- [SHORT EXERCISE]:
Below are records. Copy every line with "they" in it.

[Dataset entries]
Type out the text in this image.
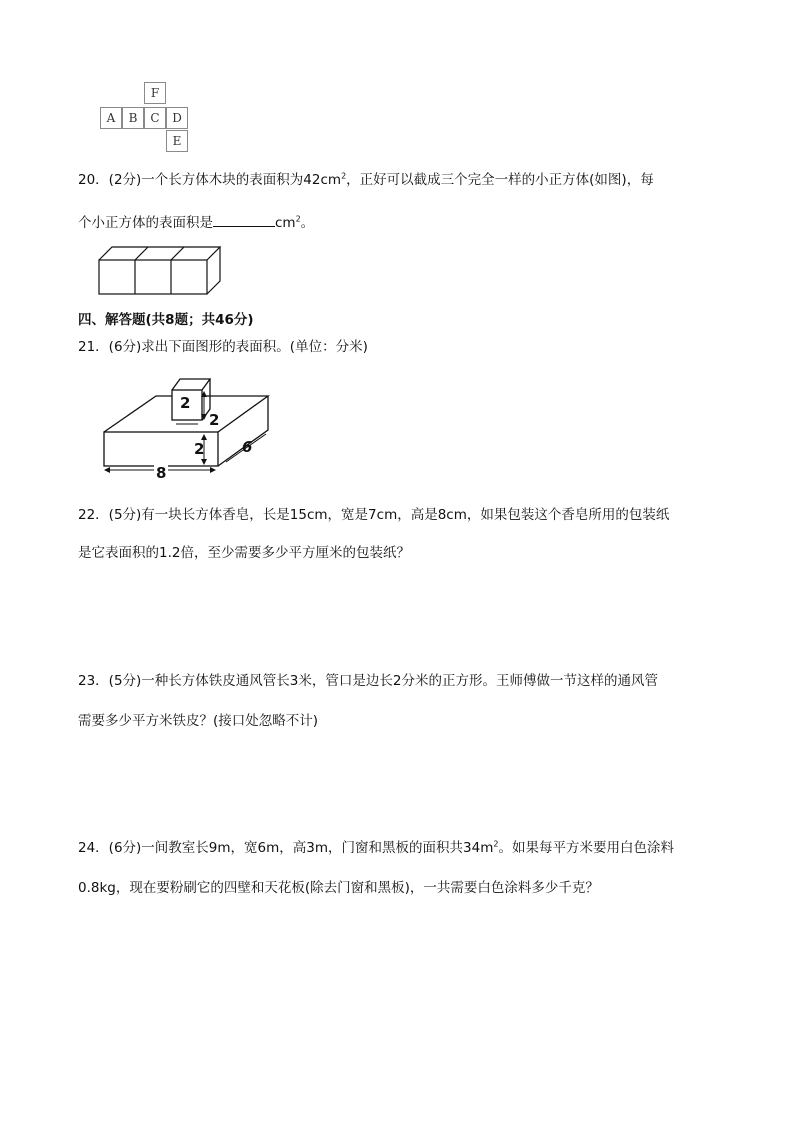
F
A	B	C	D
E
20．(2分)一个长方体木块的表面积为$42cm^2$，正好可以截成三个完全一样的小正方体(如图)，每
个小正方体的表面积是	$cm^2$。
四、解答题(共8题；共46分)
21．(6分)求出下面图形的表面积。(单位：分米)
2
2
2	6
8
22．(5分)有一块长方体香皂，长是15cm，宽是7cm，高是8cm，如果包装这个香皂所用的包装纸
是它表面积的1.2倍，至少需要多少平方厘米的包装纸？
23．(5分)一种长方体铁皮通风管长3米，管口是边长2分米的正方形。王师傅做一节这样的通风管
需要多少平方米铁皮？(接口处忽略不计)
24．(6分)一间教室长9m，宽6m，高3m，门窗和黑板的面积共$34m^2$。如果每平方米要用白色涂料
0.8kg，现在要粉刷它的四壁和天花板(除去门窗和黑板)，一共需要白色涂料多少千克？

--

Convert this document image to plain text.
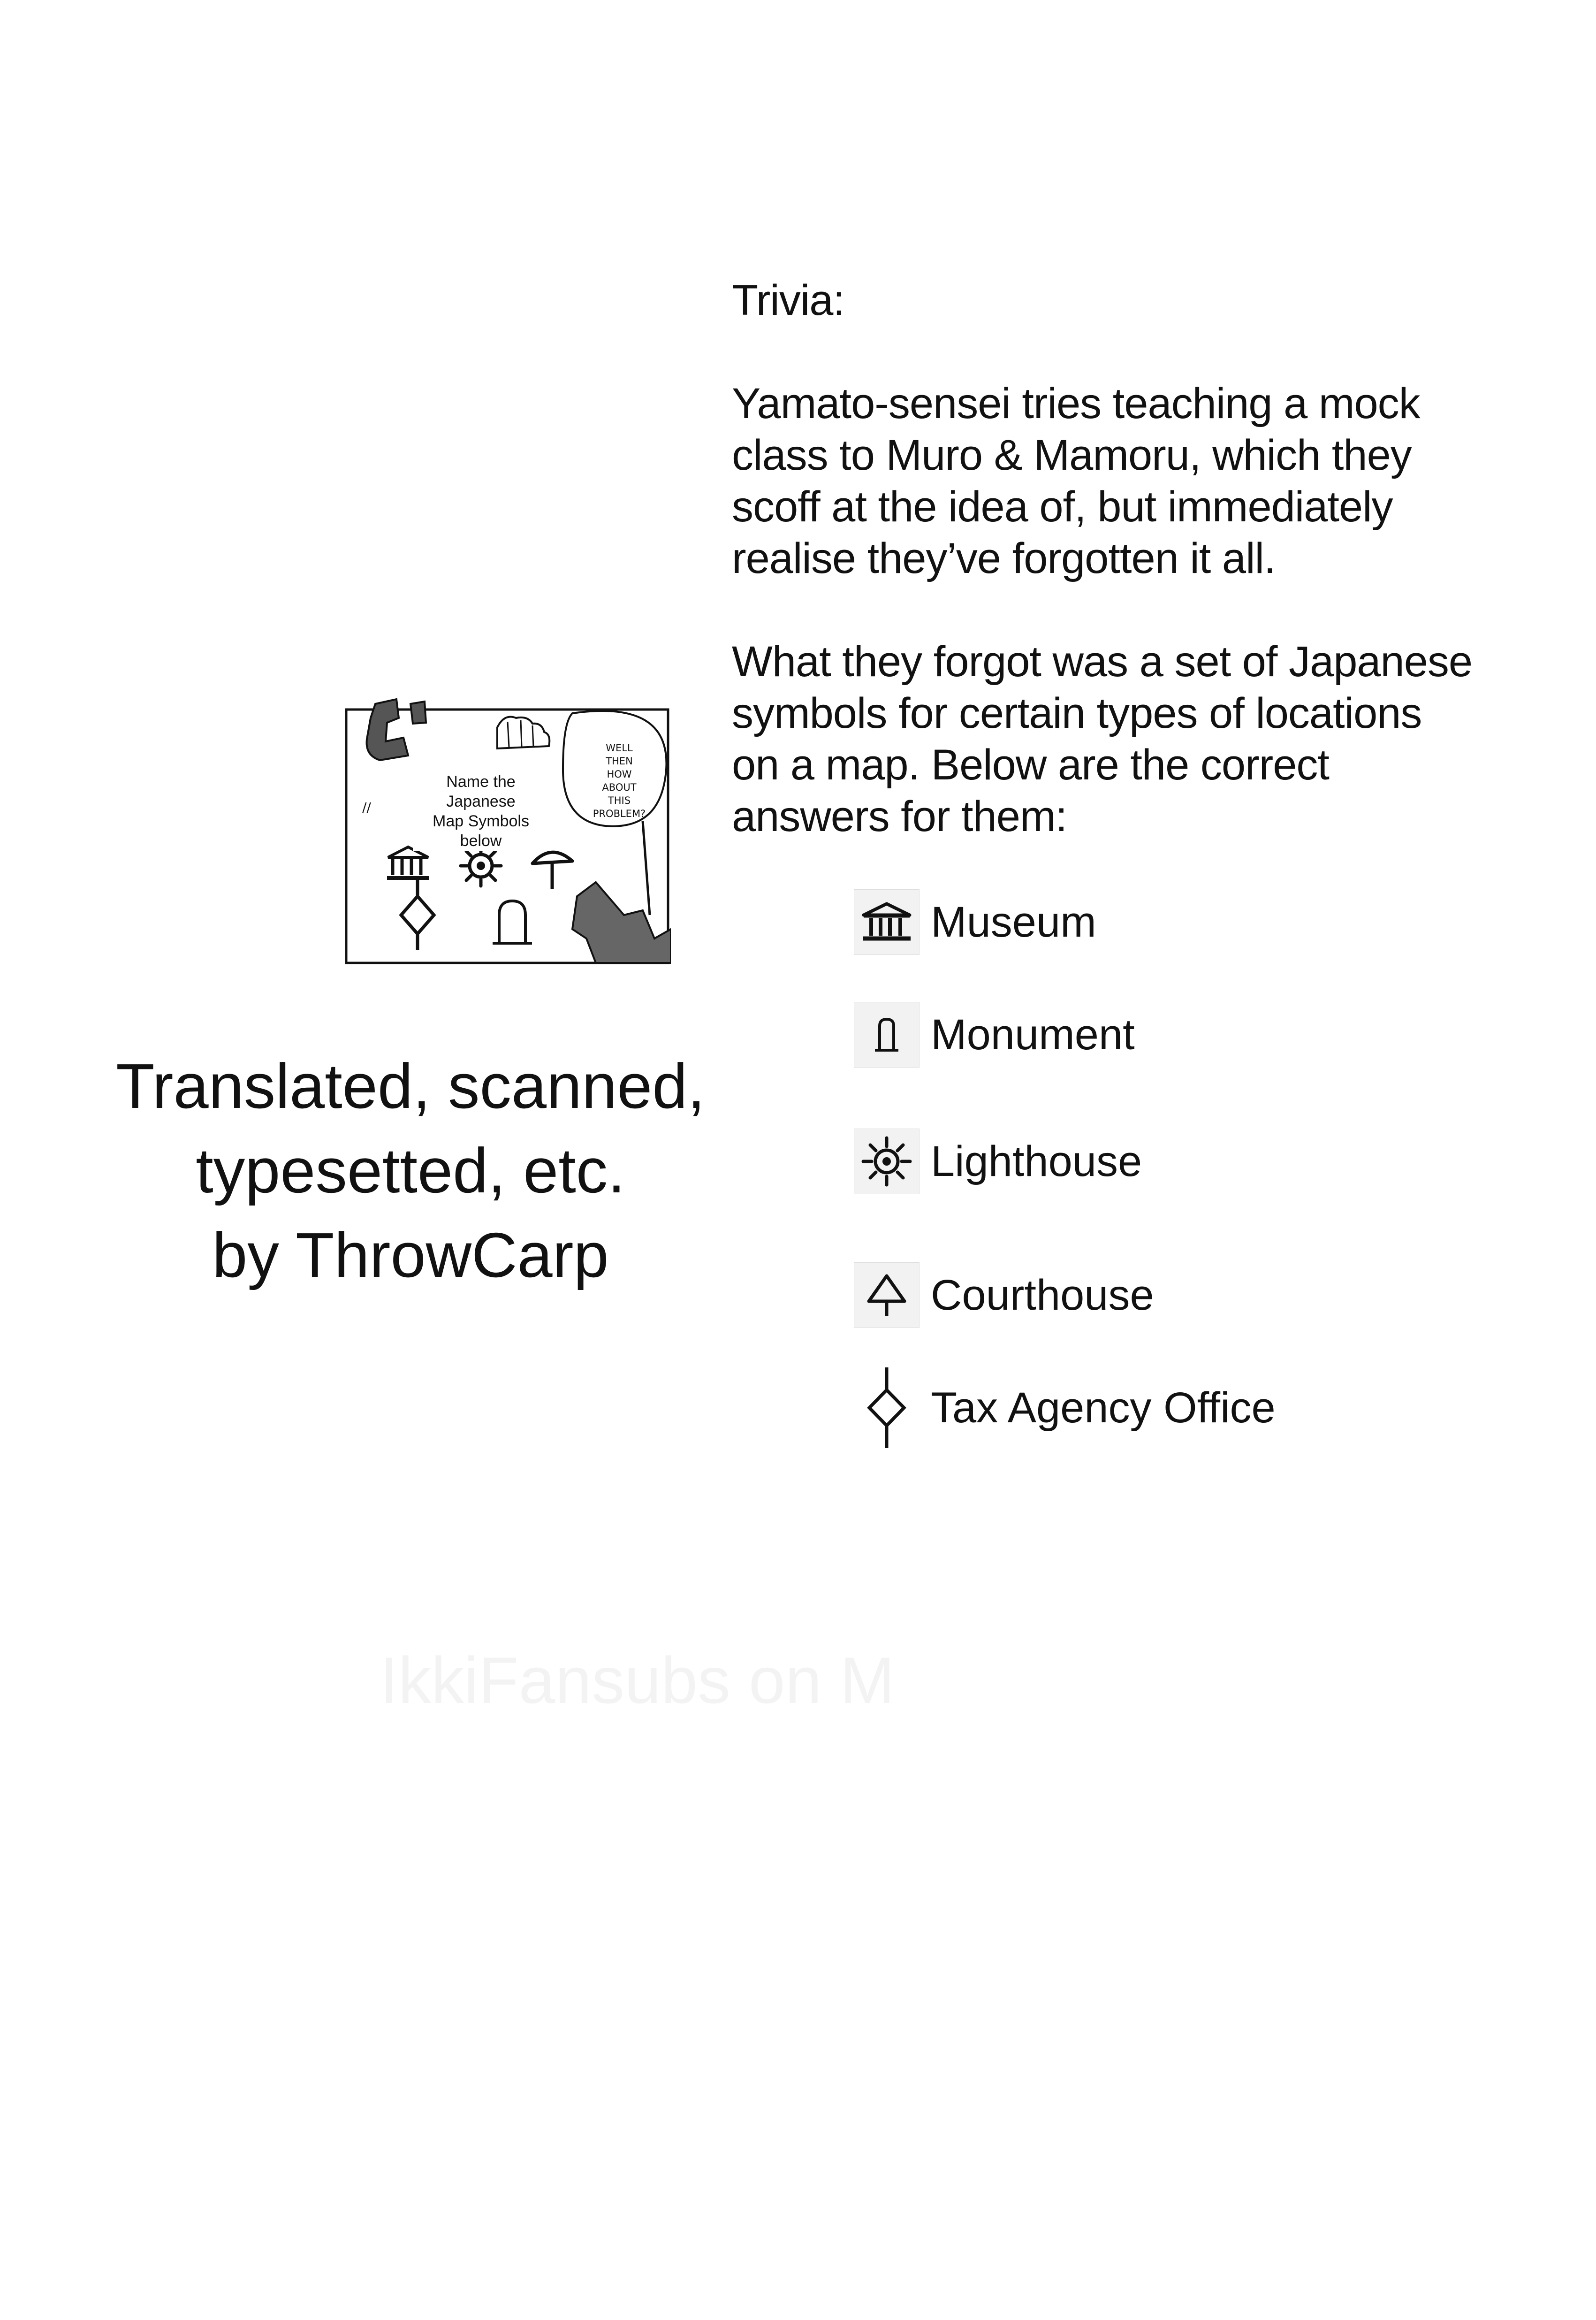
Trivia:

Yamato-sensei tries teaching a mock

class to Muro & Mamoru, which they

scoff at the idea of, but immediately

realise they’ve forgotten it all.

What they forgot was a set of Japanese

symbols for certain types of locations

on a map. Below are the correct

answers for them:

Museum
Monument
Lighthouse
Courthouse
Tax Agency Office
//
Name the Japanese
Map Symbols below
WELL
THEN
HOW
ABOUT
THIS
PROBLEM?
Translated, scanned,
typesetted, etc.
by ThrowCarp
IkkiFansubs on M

- [RESULT OF THIS EXERCISE]:
class to Muro & Mamoru, which they
realise they’ve forgotten it all.
What they forgot was a set of Japanese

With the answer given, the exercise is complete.